:: SUPPLIED DATA
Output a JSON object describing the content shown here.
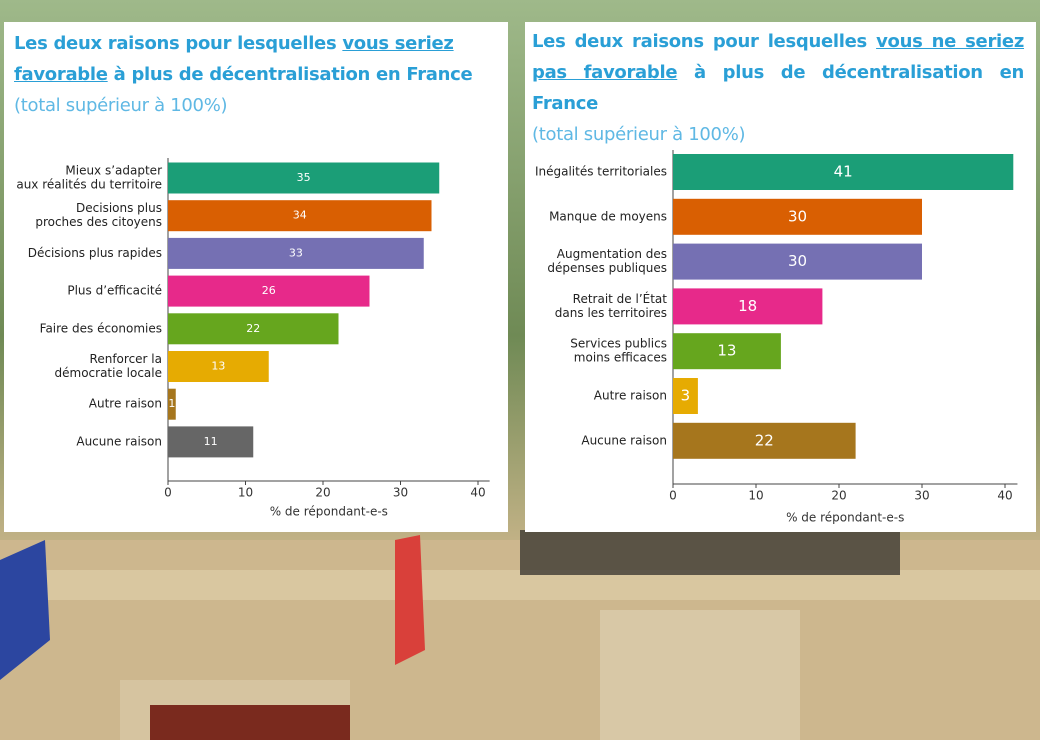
{
  "chart_data": [
    {
      "type": "bar",
      "orientation": "horizontal",
      "title": [
        "Les deux raisons pour lesquelles",
        "vous seriez favorable",
        "à plus de décentralisation en France"
      ],
      "subtitle": "(total supérieur à 100%)",
      "xlabel": "% de répondant-e-s",
      "categories": [
        [
          "Mieux s’adapter",
          "aux réalités du territoire"
        ],
        [
          "Decisions plus",
          "proches des citoyens"
        ],
        [
          "Décisions plus rapides"
        ],
        [
          "Plus d’efficacité"
        ],
        [
          "Faire des économies"
        ],
        [
          "Renforcer la",
          "démocratie locale"
        ],
        [
          "Autre raison"
        ],
        [
          "Aucune raison"
        ]
      ],
      "values": [
        35,
        34,
        33,
        26,
        22,
        13,
        1,
        11
      ],
      "colors": [
        "#1b9e77",
        "#d95f02",
        "#7570b3",
        "#e7298a",
        "#66a61e",
        "#e6ab02",
        "#a6761d",
        "#666666"
      ],
      "xlim": [
        0,
        41.5
      ],
      "xticks": [
        0,
        10,
        20,
        30,
        40
      ]
    },
    {
      "type": "bar",
      "orientation": "horizontal",
      "title": [
        "Les deux raisons pour lesquelles",
        "vous ne seriez pas favorable",
        "à plus de décentralisation en France"
      ],
      "subtitle": "(total supérieur à 100%)",
      "xlabel": "% de répondant-e-s",
      "categories": [
        [
          "Inégalités territoriales"
        ],
        [
          "Manque de moyens"
        ],
        [
          "Augmentation des",
          "dépenses publiques"
        ],
        [
          "Retrait de l’État",
          "dans les territoires"
        ],
        [
          "Services publics",
          "moins efficaces"
        ],
        [
          "Autre raison"
        ],
        [
          "Aucune raison"
        ]
      ],
      "values": [
        41,
        30,
        30,
        18,
        13,
        3,
        22
      ],
      "colors": [
        "#1b9e77",
        "#d95f02",
        "#7570b3",
        "#e7298a",
        "#66a61e",
        "#e6ab02",
        "#a6761d"
      ],
      "xlim": [
        0,
        41.5
      ],
      "xticks": [
        0,
        10,
        20,
        30,
        40
      ]
    }
  ]
}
::::
→ TASK STATEMENT: Apart from the pictures, the entries above are to be repeated in full and exactly.

→ FULL RESPONSE:
Output a JSON object describing the content shown here.
{
  "chart_data": [
    {
      "type": "bar",
      "orientation": "horizontal",
      "title": [
        "Les deux raisons pour lesquelles",
        "vous seriez favorable",
        "à plus de décentralisation en France"
      ],
      "subtitle": "(total supérieur à 100%)",
      "xlabel": "% de répondant-e-s",
      "categories": [
        [
          "Mieux s’adapter",
          "aux réalités du territoire"
        ],
        [
          "Decisions plus",
          "proches des citoyens"
        ],
        [
          "Décisions plus rapides"
        ],
        [
          "Plus d’efficacité"
        ],
        [
          "Faire des économies"
        ],
        [
          "Renforcer la",
          "démocratie locale"
        ],
        [
          "Autre raison"
        ],
        [
          "Aucune raison"
        ]
      ],
      "values": [
        35,
        34,
        33,
        26,
        22,
        13,
        1,
        11
      ],
      "colors": [
        "#1b9e77",
        "#d95f02",
        "#7570b3",
        "#e7298a",
        "#66a61e",
        "#e6ab02",
        "#a6761d",
        "#666666"
      ],
      "xlim": [
        0,
        41.5
      ],
      "xticks": [
        0,
        10,
        20,
        30,
        40
      ]
    },
    {
      "type": "bar",
      "orientation": "horizontal",
      "title": [
        "Les deux raisons pour lesquelles",
        "vous ne seriez pas favorable",
        "à plus de décentralisation en France"
      ],
      "subtitle": "(total supérieur à 100%)",
      "xlabel": "% de répondant-e-s",
      "categories": [
        [
          "Inégalités territoriales"
        ],
        [
          "Manque de moyens"
        ],
        [
          "Augmentation des",
          "dépenses publiques"
        ],
        [
          "Retrait de l’État",
          "dans les territoires"
        ],
        [
          "Services publics",
          "moins efficaces"
        ],
        [
          "Autre raison"
        ],
        [
          "Aucune raison"
        ]
      ],
      "values": [
        41,
        30,
        30,
        18,
        13,
        3,
        22
      ],
      "colors": [
        "#1b9e77",
        "#d95f02",
        "#7570b3",
        "#e7298a",
        "#66a61e",
        "#e6ab02",
        "#a6761d"
      ],
      "xlim": [
        0,
        41.5
      ],
      "xticks": [
        0,
        10,
        20,
        30,
        40
      ]
    }
  ]
}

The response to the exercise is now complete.